WHAT NEEDS TO BE DONE: Write out the stretch of rows from the line containing "x-tick-label: 2010: [768, 648, 817, 673]" through the line containing "x-tick-label: 2005: [698, 648, 747, 673]", copying each line exactly.
━━ STORED ROWS
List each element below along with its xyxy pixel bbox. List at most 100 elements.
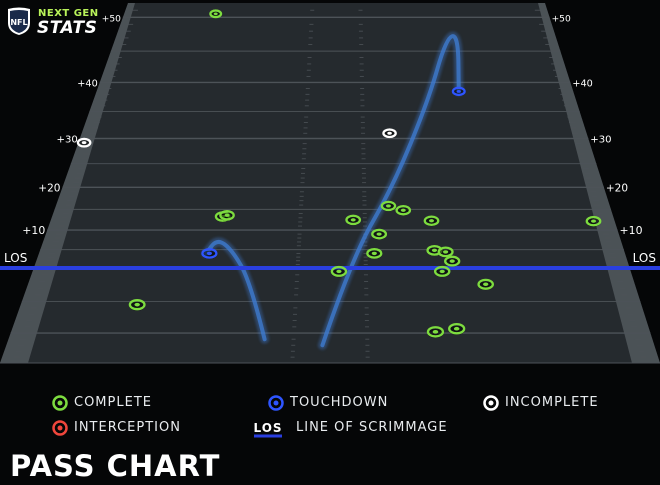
complete-pass-marker (423, 215, 440, 227)
marker-ring (423, 215, 440, 227)
marker-ring (395, 204, 412, 216)
legend-interception-label: INTERCEPTION (74, 420, 181, 435)
ytick-label-left: +50 (102, 14, 121, 24)
svg-text:NFL: NFL (10, 18, 27, 27)
pass-markers (76, 9, 602, 338)
marker-ring (201, 247, 218, 259)
incomplete-pass-marker (76, 137, 92, 148)
right-sideline (538, 3, 660, 363)
marker-dot (431, 248, 438, 253)
complete-pass-marker (219, 210, 235, 221)
marker-dot (81, 141, 87, 145)
complete-pass-marker (426, 326, 445, 338)
marker-ring (433, 265, 451, 277)
marker-dot (453, 326, 460, 331)
next-gen-stats-logo: NFL NEXT GEN STATS (6, 6, 116, 38)
marker-ring (371, 228, 388, 240)
complete-pass-marker (371, 228, 388, 240)
brand-line-2: STATS (37, 18, 98, 38)
complete-pass-marker (444, 255, 461, 267)
marker-ring (345, 214, 362, 226)
complete-pass-marker (330, 265, 348, 278)
interception-marker-icon (52, 420, 68, 436)
ball-trails (201, 31, 464, 350)
marker-ring (209, 9, 223, 19)
legend-incomplete-label: INCOMPLETE (505, 395, 599, 410)
complete-pass-marker (437, 246, 454, 258)
marker-dot (439, 269, 445, 274)
ball-trail (320, 34, 461, 348)
marker-ring (437, 246, 454, 258)
marker-ring (585, 215, 602, 227)
complete-pass-marker (433, 265, 451, 278)
marker-ring (382, 128, 397, 139)
ytick-label-right: +40 (572, 78, 592, 89)
los-label-right: LOS (633, 251, 656, 265)
svg-text:LOS: LOS (253, 421, 282, 435)
los-label-left: LOS (4, 251, 27, 265)
ytick-label-left: +20 (38, 182, 60, 194)
los-line-icon: LOS (253, 421, 282, 438)
marker-dot (213, 12, 218, 16)
ytick-label-right: +10 (620, 224, 643, 237)
ytick-label-left: +30 (57, 135, 78, 146)
marker-ring (448, 322, 466, 335)
marker-dot (134, 302, 140, 307)
nfl-shield-icon: NFL (8, 7, 30, 35)
complete-pass-marker (448, 322, 466, 335)
marker-ring (451, 86, 466, 97)
complete-pass-marker (585, 215, 602, 227)
ytick-label-right: +50 (552, 14, 571, 24)
marker-dot (591, 219, 597, 223)
ytick-label-right: +20 (606, 182, 628, 194)
brand-line-1: NEXT GEN (38, 8, 99, 19)
complete-pass-marker (366, 247, 383, 260)
complete-pass-marker (345, 214, 362, 226)
complete-pass-marker (128, 299, 146, 311)
marker-dot (336, 269, 342, 274)
field-surface (0, 3, 660, 363)
complete-pass-marker (380, 200, 397, 212)
legend-los-label: LINE OF SCRIMMAGE (296, 420, 448, 435)
marker-dot (206, 251, 212, 256)
complete-pass-marker (395, 204, 412, 216)
football-field (0, 3, 660, 364)
chart-title: PASS CHART (10, 449, 221, 483)
marker-ring (380, 200, 397, 212)
legend-complete-label: COMPLETE (74, 395, 152, 410)
incomplete-marker-icon (483, 395, 499, 411)
incomplete-pass-marker (382, 128, 397, 139)
marker-ring (477, 278, 495, 290)
marker-ring (128, 299, 146, 311)
touchdown-pass-marker (451, 86, 466, 97)
marker-dot (387, 131, 392, 135)
marker-dot (350, 218, 356, 222)
marker-dot (385, 204, 391, 208)
complete-marker-icon (52, 395, 68, 411)
marker-ring (330, 265, 348, 277)
marker-dot (483, 282, 489, 287)
marker-ring (219, 210, 235, 221)
ytick-label-right: +30 (590, 135, 611, 146)
marker-dot (400, 208, 406, 212)
complete-pass-marker (477, 278, 495, 291)
marker-ring (426, 326, 445, 338)
marker-dot (449, 259, 455, 263)
marker-dot (443, 250, 449, 254)
marker-dot (429, 219, 435, 223)
marker-dot (371, 251, 377, 256)
legend-touchdown-label: TOUCHDOWN (290, 395, 389, 410)
marker-dot (432, 330, 439, 334)
yard-tick-labels: +10 +10 +20 +20 +30 +30 +40 +40 +50 +50 (22, 14, 642, 237)
ytick-label-left: +40 (77, 78, 97, 89)
line-of-scrimmage: LOS LOS (0, 251, 660, 270)
ball-trail (204, 239, 267, 342)
ytick-label-left: +10 (22, 224, 45, 237)
touchdown-marker-icon (268, 395, 284, 411)
left-sideline (0, 3, 135, 363)
marker-dot (456, 89, 461, 93)
marker-ring (444, 255, 461, 267)
marker-dot (376, 232, 382, 236)
complete-pass-marker (209, 9, 223, 19)
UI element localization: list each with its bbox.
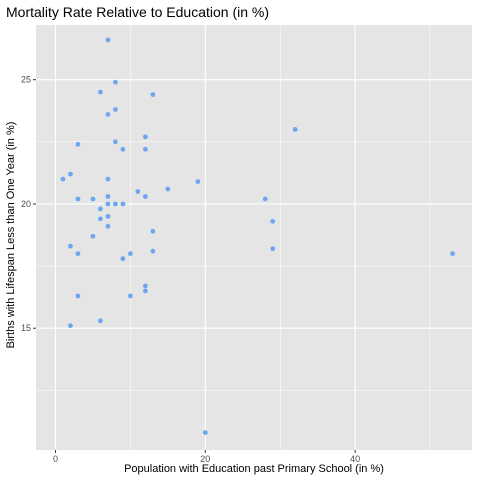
data-point xyxy=(135,189,141,194)
chart-title: Mortality Rate Relative to Education (in… xyxy=(6,4,269,20)
data-point xyxy=(120,256,126,262)
data-point xyxy=(150,92,156,97)
data-point xyxy=(75,293,81,299)
y-axis-label: Births with Lifespan Less than One Year … xyxy=(5,122,17,349)
data-point xyxy=(105,112,111,117)
data-point xyxy=(105,201,111,207)
data-point xyxy=(270,246,276,252)
x-tick-label: 20 xyxy=(200,454,210,464)
data-point xyxy=(90,196,96,202)
data-point xyxy=(98,89,103,95)
x-tick-label: 0 xyxy=(53,454,58,464)
data-points xyxy=(60,37,455,436)
data-point xyxy=(202,430,208,436)
data-point xyxy=(270,218,276,224)
data-point xyxy=(105,37,111,43)
data-point xyxy=(142,134,148,140)
y-tick-label: 20 xyxy=(21,199,31,209)
x-axis-label: Population with Education past Primary S… xyxy=(124,463,384,475)
data-point xyxy=(68,323,73,329)
data-point xyxy=(75,251,81,257)
data-point xyxy=(127,251,133,257)
x-axis-ticks: 0 20 40 xyxy=(53,450,360,464)
data-point xyxy=(142,288,148,294)
data-point xyxy=(68,171,73,177)
data-point xyxy=(105,194,111,199)
data-point xyxy=(150,228,156,234)
data-point xyxy=(75,141,81,147)
plot-panel xyxy=(36,25,472,450)
data-point xyxy=(142,283,148,289)
data-point xyxy=(120,146,126,152)
data-point xyxy=(113,201,118,207)
data-point xyxy=(262,196,268,202)
y-tick-label: 25 xyxy=(21,75,31,85)
data-point xyxy=(127,293,133,299)
data-point xyxy=(142,146,148,152)
x-tick-label: 40 xyxy=(350,454,360,464)
data-point xyxy=(113,107,118,112)
data-point xyxy=(120,201,126,207)
data-point xyxy=(292,126,298,132)
data-point xyxy=(450,251,455,257)
minor-gridlines xyxy=(36,25,472,450)
data-point xyxy=(98,206,103,212)
data-point xyxy=(105,176,111,182)
data-point xyxy=(195,179,201,184)
data-point xyxy=(150,248,156,254)
data-point xyxy=(142,194,148,199)
data-point xyxy=(60,176,66,182)
data-point xyxy=(68,243,73,249)
data-point xyxy=(165,186,171,192)
data-point xyxy=(113,79,118,85)
y-axis-ticks: 15 20 25 xyxy=(21,75,36,333)
data-point xyxy=(105,223,111,229)
data-point xyxy=(105,213,111,219)
y-tick-label: 15 xyxy=(21,323,31,333)
data-point xyxy=(98,216,103,222)
data-point xyxy=(98,318,103,324)
data-point xyxy=(75,196,81,202)
data-point xyxy=(113,139,118,145)
data-point xyxy=(90,233,96,239)
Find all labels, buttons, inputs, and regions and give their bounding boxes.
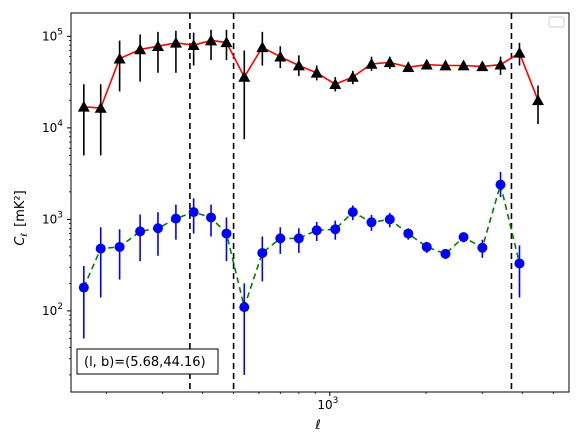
data-point-circle [330,224,341,235]
legend-box [548,16,565,28]
data-point-circle [311,225,322,236]
data-point-circle [188,207,199,218]
data-point-circle [293,233,304,244]
data-point-circle [257,247,268,258]
data-point-triangle [292,59,305,71]
data-point-triangle [169,36,182,48]
series-group [77,29,545,375]
data-point-circle [152,223,163,234]
data-point-triangle [256,41,269,53]
annotation-box [76,348,219,375]
y-tick-label: 105 [42,27,63,43]
data-point-circle [239,302,250,313]
data-point-triangle [420,58,433,70]
data-point-triangle [365,57,378,69]
data-point-triangle [134,43,147,55]
series-1 [77,29,545,156]
data-point-circle [495,179,506,190]
series-2 [78,171,525,375]
vertical-reference-lines [189,13,513,392]
data-point-triangle [220,36,233,48]
data-point-circle [135,226,146,237]
data-point-circle [366,217,377,228]
data-point-circle [275,233,286,244]
data-point-triangle [346,70,359,82]
x-tick-label: 103 [317,396,338,412]
data-point-circle [384,214,395,225]
data-point-triangle [187,39,200,51]
data-point-triangle [513,46,526,58]
x-axis-label: ℓ [314,418,320,433]
svg-text:Cℓ[mK²]: Cℓ [mK²] [13,190,30,245]
data-point-circle [206,212,217,223]
data-point-circle [440,248,451,259]
data-point-circle [477,242,488,253]
data-point-triangle [205,34,218,46]
data-point-circle [78,282,89,293]
data-point-triangle [494,58,507,70]
axis-ticks: 102 103 104 105 103 [42,27,554,412]
data-point-triangle [238,70,251,82]
data-point-triangle [94,101,107,113]
data-point-triangle [532,94,545,106]
y-tick-label: 104 [42,119,63,135]
y-axis-label: Cℓ [mK²] [13,190,30,245]
data-point-circle [403,228,414,239]
data-point-circle [514,258,525,269]
data-point-circle [170,213,181,224]
data-point-triangle [274,50,287,62]
data-point-triangle [329,78,342,90]
data-point-triangle [310,66,323,78]
y-axis-label-unit: [mK²] [13,190,28,227]
y-tick-label: 103 [42,210,63,226]
data-point-triangle [113,52,126,64]
data-point-triangle [151,40,164,52]
data-point-triangle [77,100,90,112]
data-point-triangle [383,56,396,68]
data-point-circle [347,207,358,218]
data-point-triangle [476,60,489,72]
plot-frame [70,12,570,393]
y-tick-label: 102 [42,302,63,318]
data-point-triangle [402,61,415,73]
data-point-circle [458,232,469,243]
y-axis-label-sub: ℓ [20,233,30,238]
data-point-circle [421,241,432,252]
data-point-circle [95,243,106,254]
data-point-circle [114,241,125,252]
y-axis-label-main: C [13,236,28,246]
data-point-triangle [439,59,452,71]
data-point-triangle [457,59,470,71]
annotation-text: (l, b)=(5.68,44.16) [84,355,206,370]
data-point-circle [221,228,232,239]
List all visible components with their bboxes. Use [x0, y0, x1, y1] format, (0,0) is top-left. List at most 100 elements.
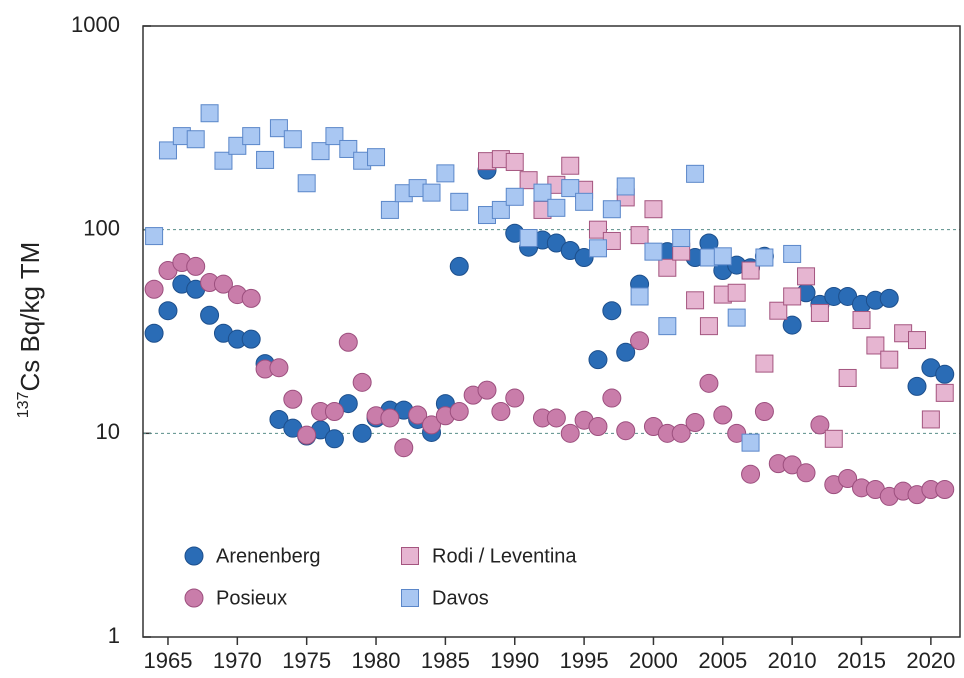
x-tick-label: 2010: [768, 648, 817, 673]
square-marker: [533, 183, 552, 202]
square-marker: [741, 261, 760, 280]
square-marker: [602, 200, 621, 219]
circle-marker: [671, 423, 691, 443]
square-marker: [644, 200, 663, 219]
square-marker: [214, 151, 233, 170]
square-marker: [505, 187, 524, 206]
circle-marker: [602, 301, 622, 321]
circle-marker: [186, 256, 206, 276]
circle-marker: [907, 376, 927, 396]
legend-marker: [401, 589, 419, 607]
square-marker: [630, 287, 649, 306]
circle-marker: [408, 405, 428, 425]
legend-label: Arenenberg: [216, 545, 321, 567]
square-marker: [519, 229, 538, 248]
x-tick-label: 2005: [698, 648, 747, 673]
square-marker: [422, 183, 441, 202]
circle-marker: [630, 331, 650, 351]
plot-frame: [142, 25, 961, 638]
square-marker: [686, 291, 705, 310]
legend-label: Rodi / Leventina: [432, 545, 577, 567]
square-marker: [866, 336, 885, 355]
circle-marker: [574, 248, 594, 268]
circle-marker: [588, 417, 608, 437]
circle-marker: [144, 279, 164, 299]
circle-marker: [588, 350, 608, 370]
circle-marker: [491, 401, 511, 421]
square-marker: [630, 226, 649, 245]
y-label-text: Cs Bq/kg TM: [15, 242, 45, 392]
circle-marker: [505, 388, 525, 408]
legend-marker: [401, 547, 419, 565]
square-marker: [158, 141, 177, 160]
x-tick-label: 1995: [560, 648, 609, 673]
circle-marker: [449, 256, 469, 276]
circle-marker: [394, 438, 414, 458]
circle-marker: [324, 429, 344, 449]
circle-marker: [616, 421, 636, 441]
square-marker: [880, 350, 899, 369]
y-tick-label: 10: [96, 419, 120, 444]
square-marker: [491, 200, 510, 219]
y-axis-label: 137Cs Bq/kg TM: [15, 242, 45, 418]
square-marker: [145, 227, 164, 246]
circle-marker: [283, 389, 303, 409]
square-marker: [561, 156, 580, 175]
square-marker: [269, 119, 288, 138]
square-marker: [311, 142, 330, 161]
square-marker: [575, 192, 594, 211]
square-marker: [588, 239, 607, 258]
square-marker: [921, 410, 940, 429]
square-marker: [658, 258, 677, 277]
circle-marker: [380, 408, 400, 428]
square-marker: [339, 139, 358, 158]
square-marker: [797, 267, 816, 286]
circle-marker: [158, 301, 178, 321]
circle-marker: [352, 423, 372, 443]
y-tick-label: 1000: [71, 12, 120, 37]
square-marker: [242, 127, 261, 146]
x-tick-label: 1990: [490, 648, 539, 673]
circle-marker: [741, 464, 761, 484]
x-tick-label: 2015: [837, 648, 886, 673]
y-tick-label: 1: [108, 623, 120, 648]
square-marker: [186, 130, 205, 149]
square-marker: [783, 244, 802, 263]
x-tick-label: 2000: [629, 648, 678, 673]
circle-marker: [324, 401, 344, 421]
circle-marker: [422, 415, 442, 435]
square-marker: [450, 192, 469, 211]
circle-marker: [144, 323, 164, 343]
square-marker: [699, 317, 718, 336]
square-marker: [644, 242, 663, 261]
square-marker: [824, 429, 843, 448]
circle-marker: [935, 364, 955, 384]
circle-marker: [338, 332, 358, 352]
circle-marker: [477, 380, 497, 400]
circle-marker: [685, 413, 705, 433]
y-tick-label: 100: [83, 215, 120, 240]
legend-label: Davos: [432, 587, 489, 609]
square-marker: [616, 177, 635, 196]
circle-marker: [810, 415, 830, 435]
square-marker: [283, 130, 302, 149]
circle-marker: [879, 288, 899, 308]
legend-marker: [184, 546, 204, 566]
square-marker: [380, 200, 399, 219]
circle-marker: [241, 329, 261, 349]
x-tick-label: 2020: [906, 648, 955, 673]
circle-marker: [269, 358, 289, 378]
square-marker: [852, 311, 871, 330]
square-marker: [658, 317, 677, 336]
square-marker: [672, 229, 691, 248]
square-marker: [505, 152, 524, 171]
square-marker: [741, 433, 760, 452]
circle-marker: [727, 423, 747, 443]
circle-marker: [699, 373, 719, 393]
circle-marker: [754, 401, 774, 421]
circle-marker: [449, 401, 469, 421]
square-marker: [367, 148, 386, 167]
x-tick-label: 1970: [213, 648, 262, 673]
square-marker: [727, 308, 746, 327]
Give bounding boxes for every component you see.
━━━━
TASK OUTPUT:
x-tick-label: 2010: [768, 648, 817, 673]
square-marker: [533, 183, 552, 202]
square-marker: [741, 261, 760, 280]
square-marker: [602, 200, 621, 219]
circle-marker: [671, 423, 691, 443]
square-marker: [644, 200, 663, 219]
square-marker: [214, 151, 233, 170]
square-marker: [505, 187, 524, 206]
circle-marker: [602, 301, 622, 321]
circle-marker: [186, 256, 206, 276]
circle-marker: [907, 376, 927, 396]
legend-marker: [401, 589, 419, 607]
square-marker: [630, 287, 649, 306]
circle-marker: [408, 405, 428, 425]
legend-label: Arenenberg: [216, 545, 321, 567]
square-marker: [519, 229, 538, 248]
x-tick-label: 2005: [698, 648, 747, 673]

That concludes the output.